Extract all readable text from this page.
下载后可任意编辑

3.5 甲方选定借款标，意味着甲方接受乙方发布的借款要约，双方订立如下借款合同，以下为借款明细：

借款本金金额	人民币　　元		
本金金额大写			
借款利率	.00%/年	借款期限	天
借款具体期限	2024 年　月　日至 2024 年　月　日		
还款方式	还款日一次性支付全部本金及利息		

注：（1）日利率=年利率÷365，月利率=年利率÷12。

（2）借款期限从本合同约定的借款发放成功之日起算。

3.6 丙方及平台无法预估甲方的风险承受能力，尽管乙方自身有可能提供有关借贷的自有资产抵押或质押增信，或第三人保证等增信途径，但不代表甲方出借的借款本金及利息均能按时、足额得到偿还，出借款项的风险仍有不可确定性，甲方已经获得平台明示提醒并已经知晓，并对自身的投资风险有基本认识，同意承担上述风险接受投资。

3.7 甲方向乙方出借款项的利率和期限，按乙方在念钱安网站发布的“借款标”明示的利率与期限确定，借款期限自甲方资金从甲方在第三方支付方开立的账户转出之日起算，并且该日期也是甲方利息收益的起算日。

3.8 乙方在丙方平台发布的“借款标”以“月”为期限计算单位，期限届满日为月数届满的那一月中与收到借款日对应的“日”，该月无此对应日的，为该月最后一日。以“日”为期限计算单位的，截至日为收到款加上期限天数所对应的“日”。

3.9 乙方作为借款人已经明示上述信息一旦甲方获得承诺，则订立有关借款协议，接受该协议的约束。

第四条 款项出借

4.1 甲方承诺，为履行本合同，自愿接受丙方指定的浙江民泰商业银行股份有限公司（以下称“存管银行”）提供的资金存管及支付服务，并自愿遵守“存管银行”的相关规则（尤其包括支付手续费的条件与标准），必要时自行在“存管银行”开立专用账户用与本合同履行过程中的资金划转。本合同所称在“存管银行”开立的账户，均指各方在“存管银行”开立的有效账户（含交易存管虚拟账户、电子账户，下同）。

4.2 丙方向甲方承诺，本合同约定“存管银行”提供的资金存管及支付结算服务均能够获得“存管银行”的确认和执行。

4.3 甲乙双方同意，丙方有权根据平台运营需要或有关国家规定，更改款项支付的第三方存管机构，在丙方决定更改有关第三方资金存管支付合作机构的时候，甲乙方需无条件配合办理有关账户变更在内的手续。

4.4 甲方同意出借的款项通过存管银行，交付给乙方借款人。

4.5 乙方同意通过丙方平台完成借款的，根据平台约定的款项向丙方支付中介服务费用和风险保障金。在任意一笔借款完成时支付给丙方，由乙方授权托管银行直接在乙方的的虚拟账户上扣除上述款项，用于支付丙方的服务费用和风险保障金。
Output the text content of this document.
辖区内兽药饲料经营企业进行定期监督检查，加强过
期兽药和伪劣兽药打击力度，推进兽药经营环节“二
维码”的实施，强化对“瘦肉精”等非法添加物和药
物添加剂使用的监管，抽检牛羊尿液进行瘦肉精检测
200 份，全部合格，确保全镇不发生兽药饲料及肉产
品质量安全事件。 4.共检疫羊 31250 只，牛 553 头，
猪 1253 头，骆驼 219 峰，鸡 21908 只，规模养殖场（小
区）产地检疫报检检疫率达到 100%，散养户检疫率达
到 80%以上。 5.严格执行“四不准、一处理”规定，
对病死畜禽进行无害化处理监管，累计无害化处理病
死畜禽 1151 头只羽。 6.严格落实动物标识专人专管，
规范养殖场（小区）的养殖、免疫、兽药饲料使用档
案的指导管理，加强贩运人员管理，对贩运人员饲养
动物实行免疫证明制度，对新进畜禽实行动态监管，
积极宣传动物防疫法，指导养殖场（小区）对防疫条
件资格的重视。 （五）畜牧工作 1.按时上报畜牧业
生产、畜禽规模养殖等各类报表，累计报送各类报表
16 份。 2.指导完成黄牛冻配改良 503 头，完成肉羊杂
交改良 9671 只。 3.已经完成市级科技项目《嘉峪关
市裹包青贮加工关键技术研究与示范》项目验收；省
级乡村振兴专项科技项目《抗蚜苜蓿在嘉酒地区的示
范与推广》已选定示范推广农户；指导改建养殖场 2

== == ==

[EXERCISE BRIEF]:
Filter out all lines lacking the word "this" and copy the rest.

[TASK ANSWER]:
Extract all readable text from this page.
Output the text content of this document.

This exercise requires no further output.